STATED TASK :: Where the word "should" occurs in a line, return that line.

EXTRACTED DATA ::
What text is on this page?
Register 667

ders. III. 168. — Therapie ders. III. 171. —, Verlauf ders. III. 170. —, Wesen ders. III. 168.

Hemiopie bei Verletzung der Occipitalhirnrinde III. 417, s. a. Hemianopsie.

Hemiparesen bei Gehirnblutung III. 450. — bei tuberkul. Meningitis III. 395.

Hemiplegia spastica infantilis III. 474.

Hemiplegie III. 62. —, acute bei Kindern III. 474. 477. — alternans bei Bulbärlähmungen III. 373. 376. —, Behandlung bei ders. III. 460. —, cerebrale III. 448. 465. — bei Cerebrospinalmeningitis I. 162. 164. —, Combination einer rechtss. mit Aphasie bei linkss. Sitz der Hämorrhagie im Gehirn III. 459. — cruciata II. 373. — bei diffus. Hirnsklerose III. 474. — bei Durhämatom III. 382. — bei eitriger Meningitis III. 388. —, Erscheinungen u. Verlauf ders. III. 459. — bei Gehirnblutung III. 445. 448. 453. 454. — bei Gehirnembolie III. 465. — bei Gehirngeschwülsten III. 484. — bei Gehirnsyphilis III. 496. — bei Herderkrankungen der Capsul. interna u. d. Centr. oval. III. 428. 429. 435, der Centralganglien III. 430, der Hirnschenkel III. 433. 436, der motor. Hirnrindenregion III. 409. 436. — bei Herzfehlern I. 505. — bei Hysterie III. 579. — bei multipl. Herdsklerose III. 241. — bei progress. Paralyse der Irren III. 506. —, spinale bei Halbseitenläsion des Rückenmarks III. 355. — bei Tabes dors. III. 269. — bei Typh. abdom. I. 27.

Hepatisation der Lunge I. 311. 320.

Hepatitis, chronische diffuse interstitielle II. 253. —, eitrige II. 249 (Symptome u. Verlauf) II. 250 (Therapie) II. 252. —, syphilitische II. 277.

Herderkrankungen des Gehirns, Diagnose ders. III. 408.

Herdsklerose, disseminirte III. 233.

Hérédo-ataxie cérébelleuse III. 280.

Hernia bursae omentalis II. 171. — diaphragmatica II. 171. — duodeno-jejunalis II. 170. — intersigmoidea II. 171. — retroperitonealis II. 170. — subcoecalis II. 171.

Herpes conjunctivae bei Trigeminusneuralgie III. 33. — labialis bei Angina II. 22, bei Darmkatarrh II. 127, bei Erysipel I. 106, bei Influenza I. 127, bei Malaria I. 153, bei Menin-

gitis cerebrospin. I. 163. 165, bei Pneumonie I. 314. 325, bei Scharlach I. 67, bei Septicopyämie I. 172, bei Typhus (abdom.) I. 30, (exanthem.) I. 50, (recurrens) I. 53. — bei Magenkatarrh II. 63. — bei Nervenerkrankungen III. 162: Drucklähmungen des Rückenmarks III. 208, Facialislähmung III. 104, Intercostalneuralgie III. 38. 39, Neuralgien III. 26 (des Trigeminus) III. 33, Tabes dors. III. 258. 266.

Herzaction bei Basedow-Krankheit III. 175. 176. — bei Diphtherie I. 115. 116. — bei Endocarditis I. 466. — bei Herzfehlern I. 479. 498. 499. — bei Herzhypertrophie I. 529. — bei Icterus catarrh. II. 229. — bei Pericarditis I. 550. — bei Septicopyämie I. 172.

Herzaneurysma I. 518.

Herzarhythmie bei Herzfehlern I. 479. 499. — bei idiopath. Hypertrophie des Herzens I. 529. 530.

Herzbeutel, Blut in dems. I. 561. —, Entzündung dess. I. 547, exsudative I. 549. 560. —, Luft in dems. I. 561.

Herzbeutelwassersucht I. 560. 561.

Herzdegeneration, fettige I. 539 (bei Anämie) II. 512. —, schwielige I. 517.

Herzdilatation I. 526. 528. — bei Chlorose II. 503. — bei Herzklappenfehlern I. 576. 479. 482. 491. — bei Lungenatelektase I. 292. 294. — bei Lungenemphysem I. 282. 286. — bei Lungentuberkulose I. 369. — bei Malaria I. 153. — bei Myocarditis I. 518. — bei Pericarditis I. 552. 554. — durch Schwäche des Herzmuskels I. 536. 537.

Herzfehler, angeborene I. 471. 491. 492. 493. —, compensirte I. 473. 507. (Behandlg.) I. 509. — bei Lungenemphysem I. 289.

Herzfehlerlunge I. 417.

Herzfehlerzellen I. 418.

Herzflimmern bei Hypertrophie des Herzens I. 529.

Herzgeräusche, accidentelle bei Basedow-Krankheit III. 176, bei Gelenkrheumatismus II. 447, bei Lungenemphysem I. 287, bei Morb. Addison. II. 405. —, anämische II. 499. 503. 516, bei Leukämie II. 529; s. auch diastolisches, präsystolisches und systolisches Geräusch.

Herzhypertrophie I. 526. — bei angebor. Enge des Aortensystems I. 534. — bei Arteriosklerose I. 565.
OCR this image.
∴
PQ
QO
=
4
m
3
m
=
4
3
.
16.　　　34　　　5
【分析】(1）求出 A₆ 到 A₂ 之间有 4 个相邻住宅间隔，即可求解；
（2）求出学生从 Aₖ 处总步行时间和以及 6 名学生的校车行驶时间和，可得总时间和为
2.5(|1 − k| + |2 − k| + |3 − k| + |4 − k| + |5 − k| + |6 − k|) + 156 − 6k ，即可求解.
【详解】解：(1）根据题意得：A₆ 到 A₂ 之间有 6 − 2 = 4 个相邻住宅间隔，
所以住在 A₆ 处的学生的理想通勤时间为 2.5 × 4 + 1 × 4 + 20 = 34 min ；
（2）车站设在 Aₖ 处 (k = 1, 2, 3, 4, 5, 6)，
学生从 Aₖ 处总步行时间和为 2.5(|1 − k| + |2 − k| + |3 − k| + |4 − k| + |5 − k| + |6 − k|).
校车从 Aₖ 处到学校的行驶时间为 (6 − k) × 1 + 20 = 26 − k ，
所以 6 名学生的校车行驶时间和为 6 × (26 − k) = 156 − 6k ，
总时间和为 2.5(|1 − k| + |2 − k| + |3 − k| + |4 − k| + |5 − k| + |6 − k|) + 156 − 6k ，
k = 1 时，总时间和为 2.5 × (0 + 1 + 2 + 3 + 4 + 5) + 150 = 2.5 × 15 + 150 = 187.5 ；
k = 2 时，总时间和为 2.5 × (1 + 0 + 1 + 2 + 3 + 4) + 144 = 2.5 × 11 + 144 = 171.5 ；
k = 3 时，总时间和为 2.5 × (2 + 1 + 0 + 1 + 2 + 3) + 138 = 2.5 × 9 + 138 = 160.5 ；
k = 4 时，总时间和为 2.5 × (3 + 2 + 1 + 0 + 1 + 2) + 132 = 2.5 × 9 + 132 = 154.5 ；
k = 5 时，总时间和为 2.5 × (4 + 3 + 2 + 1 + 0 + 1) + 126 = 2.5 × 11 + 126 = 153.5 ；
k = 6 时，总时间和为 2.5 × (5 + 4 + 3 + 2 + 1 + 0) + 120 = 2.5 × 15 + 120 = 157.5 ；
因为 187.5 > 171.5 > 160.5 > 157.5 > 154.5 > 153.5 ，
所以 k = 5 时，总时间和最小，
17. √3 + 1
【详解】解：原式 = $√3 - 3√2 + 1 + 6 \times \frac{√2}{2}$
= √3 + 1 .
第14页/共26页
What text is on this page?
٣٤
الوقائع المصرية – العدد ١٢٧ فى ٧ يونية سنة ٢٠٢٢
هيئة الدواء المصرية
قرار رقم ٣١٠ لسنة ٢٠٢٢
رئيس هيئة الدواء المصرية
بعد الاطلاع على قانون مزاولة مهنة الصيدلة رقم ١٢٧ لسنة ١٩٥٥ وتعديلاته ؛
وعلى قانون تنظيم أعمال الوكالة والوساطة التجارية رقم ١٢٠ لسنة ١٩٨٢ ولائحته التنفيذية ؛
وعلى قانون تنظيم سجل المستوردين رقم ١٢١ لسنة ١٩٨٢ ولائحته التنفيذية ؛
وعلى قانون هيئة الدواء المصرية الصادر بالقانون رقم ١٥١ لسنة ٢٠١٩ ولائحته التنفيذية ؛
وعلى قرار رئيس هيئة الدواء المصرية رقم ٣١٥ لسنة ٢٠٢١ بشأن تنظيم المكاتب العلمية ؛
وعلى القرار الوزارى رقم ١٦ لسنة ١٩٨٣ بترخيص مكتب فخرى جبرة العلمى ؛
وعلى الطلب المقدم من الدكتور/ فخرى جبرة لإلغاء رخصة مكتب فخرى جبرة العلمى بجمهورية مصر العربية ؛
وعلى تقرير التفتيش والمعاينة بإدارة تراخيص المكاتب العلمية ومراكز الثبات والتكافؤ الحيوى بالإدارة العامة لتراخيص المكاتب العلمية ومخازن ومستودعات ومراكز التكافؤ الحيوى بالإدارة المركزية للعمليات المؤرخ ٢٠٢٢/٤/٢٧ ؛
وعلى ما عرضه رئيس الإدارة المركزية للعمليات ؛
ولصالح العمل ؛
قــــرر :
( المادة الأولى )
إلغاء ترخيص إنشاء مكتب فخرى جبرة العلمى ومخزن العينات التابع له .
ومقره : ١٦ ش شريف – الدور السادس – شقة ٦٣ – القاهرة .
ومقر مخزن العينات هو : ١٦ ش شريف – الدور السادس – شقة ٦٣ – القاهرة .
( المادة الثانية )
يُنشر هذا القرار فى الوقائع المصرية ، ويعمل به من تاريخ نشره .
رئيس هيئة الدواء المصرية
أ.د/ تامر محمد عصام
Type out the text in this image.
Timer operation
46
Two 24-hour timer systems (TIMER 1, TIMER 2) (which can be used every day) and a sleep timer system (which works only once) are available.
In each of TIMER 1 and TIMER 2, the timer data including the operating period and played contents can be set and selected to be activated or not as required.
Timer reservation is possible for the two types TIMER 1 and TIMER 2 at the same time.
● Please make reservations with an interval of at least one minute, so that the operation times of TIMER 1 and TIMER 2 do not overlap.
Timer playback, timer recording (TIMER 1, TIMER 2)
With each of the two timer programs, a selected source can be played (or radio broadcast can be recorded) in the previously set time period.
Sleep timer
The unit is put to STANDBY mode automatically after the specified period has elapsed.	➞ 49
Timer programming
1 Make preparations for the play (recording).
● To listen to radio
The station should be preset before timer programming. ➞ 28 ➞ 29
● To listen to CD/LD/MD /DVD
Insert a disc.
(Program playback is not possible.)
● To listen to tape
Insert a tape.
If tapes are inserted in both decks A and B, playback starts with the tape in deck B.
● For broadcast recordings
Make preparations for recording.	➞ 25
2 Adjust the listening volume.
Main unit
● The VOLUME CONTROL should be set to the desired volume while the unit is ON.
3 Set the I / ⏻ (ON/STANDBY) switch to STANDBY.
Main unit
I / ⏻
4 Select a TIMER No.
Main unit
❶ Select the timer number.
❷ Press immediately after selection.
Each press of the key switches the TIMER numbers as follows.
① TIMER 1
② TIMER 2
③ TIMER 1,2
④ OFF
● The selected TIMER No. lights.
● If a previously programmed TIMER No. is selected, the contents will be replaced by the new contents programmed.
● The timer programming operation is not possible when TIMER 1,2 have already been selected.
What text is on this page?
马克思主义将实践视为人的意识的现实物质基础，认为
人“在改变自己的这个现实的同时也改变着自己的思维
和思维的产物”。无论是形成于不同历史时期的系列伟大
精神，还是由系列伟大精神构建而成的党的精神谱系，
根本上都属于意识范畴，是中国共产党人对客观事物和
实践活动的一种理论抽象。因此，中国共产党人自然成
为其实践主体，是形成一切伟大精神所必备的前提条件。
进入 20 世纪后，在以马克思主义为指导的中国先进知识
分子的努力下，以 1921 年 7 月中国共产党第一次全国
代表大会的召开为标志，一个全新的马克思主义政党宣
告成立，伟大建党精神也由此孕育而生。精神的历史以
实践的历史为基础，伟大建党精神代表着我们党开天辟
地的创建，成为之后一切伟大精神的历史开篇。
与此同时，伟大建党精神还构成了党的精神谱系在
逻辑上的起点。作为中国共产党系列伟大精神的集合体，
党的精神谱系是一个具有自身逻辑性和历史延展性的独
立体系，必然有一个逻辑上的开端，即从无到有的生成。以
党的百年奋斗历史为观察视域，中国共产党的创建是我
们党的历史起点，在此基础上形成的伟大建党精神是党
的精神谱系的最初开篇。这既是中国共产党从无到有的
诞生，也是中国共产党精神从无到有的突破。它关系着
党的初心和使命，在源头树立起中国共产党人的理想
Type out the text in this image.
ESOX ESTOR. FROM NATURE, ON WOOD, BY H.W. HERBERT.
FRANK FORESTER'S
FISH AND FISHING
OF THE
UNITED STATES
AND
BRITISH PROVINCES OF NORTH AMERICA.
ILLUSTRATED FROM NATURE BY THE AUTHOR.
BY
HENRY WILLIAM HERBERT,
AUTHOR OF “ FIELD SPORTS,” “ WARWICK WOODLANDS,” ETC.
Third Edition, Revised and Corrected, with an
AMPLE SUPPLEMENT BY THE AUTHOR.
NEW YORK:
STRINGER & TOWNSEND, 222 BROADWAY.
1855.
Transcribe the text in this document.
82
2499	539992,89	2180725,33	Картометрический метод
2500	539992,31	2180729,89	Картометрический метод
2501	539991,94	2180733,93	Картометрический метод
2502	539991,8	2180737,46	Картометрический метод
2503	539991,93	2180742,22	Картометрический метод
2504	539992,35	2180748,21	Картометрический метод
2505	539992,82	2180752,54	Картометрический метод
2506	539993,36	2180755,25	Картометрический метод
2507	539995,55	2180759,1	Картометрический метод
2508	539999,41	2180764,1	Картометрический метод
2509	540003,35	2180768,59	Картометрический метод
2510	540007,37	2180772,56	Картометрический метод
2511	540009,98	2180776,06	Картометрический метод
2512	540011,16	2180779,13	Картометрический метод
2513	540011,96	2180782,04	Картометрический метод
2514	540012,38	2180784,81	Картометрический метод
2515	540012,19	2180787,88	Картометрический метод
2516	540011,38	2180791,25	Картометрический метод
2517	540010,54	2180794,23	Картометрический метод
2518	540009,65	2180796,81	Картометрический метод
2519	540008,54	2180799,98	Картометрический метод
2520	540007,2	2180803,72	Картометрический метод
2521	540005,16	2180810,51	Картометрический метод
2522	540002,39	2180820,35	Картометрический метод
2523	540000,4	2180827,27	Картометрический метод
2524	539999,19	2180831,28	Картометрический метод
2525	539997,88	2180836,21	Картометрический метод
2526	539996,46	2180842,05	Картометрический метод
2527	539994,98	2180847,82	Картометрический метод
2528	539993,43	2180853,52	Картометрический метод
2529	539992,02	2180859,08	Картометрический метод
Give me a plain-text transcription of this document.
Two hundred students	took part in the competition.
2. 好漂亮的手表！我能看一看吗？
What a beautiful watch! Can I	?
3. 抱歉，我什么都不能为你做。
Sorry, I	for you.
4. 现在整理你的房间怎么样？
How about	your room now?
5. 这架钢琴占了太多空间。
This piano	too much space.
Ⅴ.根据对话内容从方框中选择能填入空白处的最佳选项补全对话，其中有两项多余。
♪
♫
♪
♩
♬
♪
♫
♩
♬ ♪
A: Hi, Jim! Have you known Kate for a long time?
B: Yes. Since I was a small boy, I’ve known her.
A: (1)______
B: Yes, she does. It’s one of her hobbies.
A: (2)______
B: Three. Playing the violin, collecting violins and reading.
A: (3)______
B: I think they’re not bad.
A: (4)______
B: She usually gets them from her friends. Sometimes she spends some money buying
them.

SOLUTION TO THE PROBLEM ::
The station should be preset before timer programming. ➞ 28 ➞ 29
● The VOLUME CONTROL should be set to the desired volume while the unit is ON.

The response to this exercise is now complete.